Layout records:
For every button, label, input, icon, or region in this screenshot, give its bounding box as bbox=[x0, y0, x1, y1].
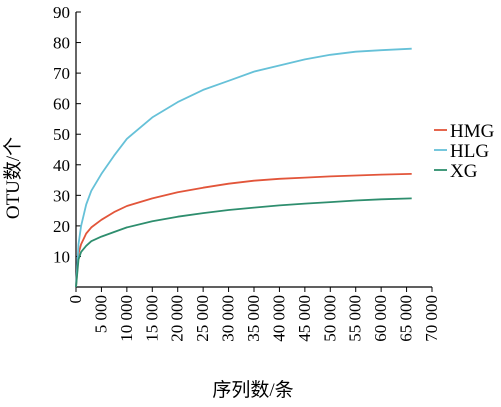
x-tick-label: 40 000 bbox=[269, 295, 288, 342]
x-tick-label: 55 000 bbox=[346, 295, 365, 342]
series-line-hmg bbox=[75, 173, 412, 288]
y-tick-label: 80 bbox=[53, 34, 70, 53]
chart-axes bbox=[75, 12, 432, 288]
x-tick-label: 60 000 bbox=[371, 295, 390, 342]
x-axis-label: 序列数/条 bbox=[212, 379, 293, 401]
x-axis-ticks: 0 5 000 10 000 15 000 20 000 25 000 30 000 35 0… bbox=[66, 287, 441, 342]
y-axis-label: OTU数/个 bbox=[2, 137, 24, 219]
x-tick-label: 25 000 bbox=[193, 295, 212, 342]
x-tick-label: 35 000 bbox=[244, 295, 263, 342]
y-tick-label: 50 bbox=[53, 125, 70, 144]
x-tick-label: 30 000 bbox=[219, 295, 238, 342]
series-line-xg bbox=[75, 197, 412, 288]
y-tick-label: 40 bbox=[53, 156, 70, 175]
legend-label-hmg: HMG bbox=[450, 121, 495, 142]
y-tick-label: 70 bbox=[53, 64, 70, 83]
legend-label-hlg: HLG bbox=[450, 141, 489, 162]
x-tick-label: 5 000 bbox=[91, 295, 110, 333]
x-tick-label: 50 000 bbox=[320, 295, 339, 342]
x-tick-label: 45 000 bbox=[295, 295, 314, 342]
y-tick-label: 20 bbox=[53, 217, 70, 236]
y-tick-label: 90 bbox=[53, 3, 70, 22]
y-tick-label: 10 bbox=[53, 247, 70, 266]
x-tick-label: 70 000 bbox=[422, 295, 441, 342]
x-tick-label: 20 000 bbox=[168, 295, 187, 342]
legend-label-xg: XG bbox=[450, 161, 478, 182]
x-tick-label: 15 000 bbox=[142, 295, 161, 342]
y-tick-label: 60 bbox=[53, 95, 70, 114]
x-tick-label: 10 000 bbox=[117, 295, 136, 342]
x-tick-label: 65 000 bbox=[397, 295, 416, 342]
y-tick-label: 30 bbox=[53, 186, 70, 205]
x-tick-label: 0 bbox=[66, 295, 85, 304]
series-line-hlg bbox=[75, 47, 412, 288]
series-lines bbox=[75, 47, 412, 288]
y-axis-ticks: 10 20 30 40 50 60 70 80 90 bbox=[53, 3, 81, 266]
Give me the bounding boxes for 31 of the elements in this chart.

--

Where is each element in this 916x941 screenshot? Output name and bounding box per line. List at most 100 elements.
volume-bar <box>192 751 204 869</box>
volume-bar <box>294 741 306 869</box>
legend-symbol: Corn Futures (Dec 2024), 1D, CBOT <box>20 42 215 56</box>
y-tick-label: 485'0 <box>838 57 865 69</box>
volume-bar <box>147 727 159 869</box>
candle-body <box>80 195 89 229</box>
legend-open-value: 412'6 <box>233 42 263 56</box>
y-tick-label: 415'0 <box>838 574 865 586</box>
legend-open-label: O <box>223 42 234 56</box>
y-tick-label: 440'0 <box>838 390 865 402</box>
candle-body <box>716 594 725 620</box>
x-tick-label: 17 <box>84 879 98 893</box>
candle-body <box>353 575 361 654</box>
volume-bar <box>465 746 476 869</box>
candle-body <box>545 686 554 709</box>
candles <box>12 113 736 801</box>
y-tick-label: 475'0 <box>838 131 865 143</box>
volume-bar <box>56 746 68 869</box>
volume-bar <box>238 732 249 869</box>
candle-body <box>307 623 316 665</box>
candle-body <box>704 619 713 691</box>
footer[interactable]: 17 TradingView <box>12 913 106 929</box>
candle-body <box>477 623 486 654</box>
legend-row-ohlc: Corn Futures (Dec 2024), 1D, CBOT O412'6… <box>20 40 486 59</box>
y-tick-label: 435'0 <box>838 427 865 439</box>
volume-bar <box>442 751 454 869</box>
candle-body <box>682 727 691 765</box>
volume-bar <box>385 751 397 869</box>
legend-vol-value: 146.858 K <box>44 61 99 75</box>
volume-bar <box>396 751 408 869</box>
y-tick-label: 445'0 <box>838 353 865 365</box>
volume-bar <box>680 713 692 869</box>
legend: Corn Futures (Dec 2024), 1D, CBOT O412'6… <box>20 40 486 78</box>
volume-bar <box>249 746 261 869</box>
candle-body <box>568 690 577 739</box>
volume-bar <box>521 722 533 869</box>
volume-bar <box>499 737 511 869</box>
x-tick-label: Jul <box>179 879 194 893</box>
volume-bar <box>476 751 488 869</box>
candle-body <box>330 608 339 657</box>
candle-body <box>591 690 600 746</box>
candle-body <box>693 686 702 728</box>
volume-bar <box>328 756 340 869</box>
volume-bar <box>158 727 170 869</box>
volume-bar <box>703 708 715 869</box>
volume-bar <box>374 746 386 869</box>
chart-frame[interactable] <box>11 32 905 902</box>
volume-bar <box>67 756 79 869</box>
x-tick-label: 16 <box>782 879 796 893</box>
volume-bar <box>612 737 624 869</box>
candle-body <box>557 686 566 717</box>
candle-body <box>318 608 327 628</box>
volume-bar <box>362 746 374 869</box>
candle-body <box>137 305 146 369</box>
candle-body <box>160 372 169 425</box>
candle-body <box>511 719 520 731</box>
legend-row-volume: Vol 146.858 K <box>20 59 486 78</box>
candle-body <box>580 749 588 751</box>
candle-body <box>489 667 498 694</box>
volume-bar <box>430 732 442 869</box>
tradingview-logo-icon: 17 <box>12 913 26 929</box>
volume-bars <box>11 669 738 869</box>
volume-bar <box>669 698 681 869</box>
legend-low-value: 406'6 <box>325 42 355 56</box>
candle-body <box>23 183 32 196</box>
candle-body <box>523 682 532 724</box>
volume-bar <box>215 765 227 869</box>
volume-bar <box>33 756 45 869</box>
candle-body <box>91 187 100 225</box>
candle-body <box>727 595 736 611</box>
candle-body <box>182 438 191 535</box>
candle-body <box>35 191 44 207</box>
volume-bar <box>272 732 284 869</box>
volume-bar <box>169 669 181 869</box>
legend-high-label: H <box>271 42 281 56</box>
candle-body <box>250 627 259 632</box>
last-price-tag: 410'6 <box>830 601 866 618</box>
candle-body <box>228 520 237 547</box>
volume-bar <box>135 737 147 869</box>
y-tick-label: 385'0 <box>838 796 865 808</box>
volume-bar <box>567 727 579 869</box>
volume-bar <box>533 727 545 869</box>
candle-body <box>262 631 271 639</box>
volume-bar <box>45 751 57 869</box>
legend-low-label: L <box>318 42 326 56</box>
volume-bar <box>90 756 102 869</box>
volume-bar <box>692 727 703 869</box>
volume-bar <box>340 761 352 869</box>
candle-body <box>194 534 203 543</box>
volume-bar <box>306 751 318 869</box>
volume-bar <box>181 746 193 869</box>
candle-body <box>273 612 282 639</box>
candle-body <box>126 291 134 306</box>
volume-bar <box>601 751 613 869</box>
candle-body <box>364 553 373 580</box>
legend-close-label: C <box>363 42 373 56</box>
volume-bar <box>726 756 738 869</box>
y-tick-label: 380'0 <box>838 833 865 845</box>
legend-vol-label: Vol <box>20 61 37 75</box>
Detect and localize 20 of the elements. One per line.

### YOUR GOAL
Could you render the records as a Markdown table with the columns Row and Line, starting at the line that contains "Where is each" and stopping after the line that contains "candles <box>12 113 736 801</box>", numbering each row and leaving out blank lines?

### TASK RESPONSE
| Row | Line |
|---|---|
| 1 | Where is each element in this 916x941 screenshot? Output name and bounding box per line. List at most 100 elements. |
| 2 | volume-bar <box>192 751 204 869</box> |
| 3 | volume-bar <box>294 741 306 869</box> |
| 4 | legend-symbol: Corn Futures (Dec 2024), 1D, CBOT <box>20 42 215 56</box> |
| 5 | y-tick-label: 485'0 <box>838 57 865 69</box> |
| 6 | volume-bar <box>147 727 159 869</box> |
| 7 | candle-body <box>80 195 89 229</box> |
| 8 | legend-open-value: 412'6 <box>233 42 263 56</box> |
| 9 | y-tick-label: 415'0 <box>838 574 865 586</box> |
| 10 | legend-open-label: O <box>223 42 234 56</box> |
| 11 | y-tick-label: 440'0 <box>838 390 865 402</box> |
| 12 | candle-body <box>716 594 725 620</box> |
| 13 | x-tick-label: 17 <box>84 879 98 893</box> |
| 14 | candle-body <box>353 575 361 654</box> |
| 15 | volume-bar <box>465 746 476 869</box> |
| 16 | candle-body <box>545 686 554 709</box> |
| 17 | candles <box>12 113 736 801</box> |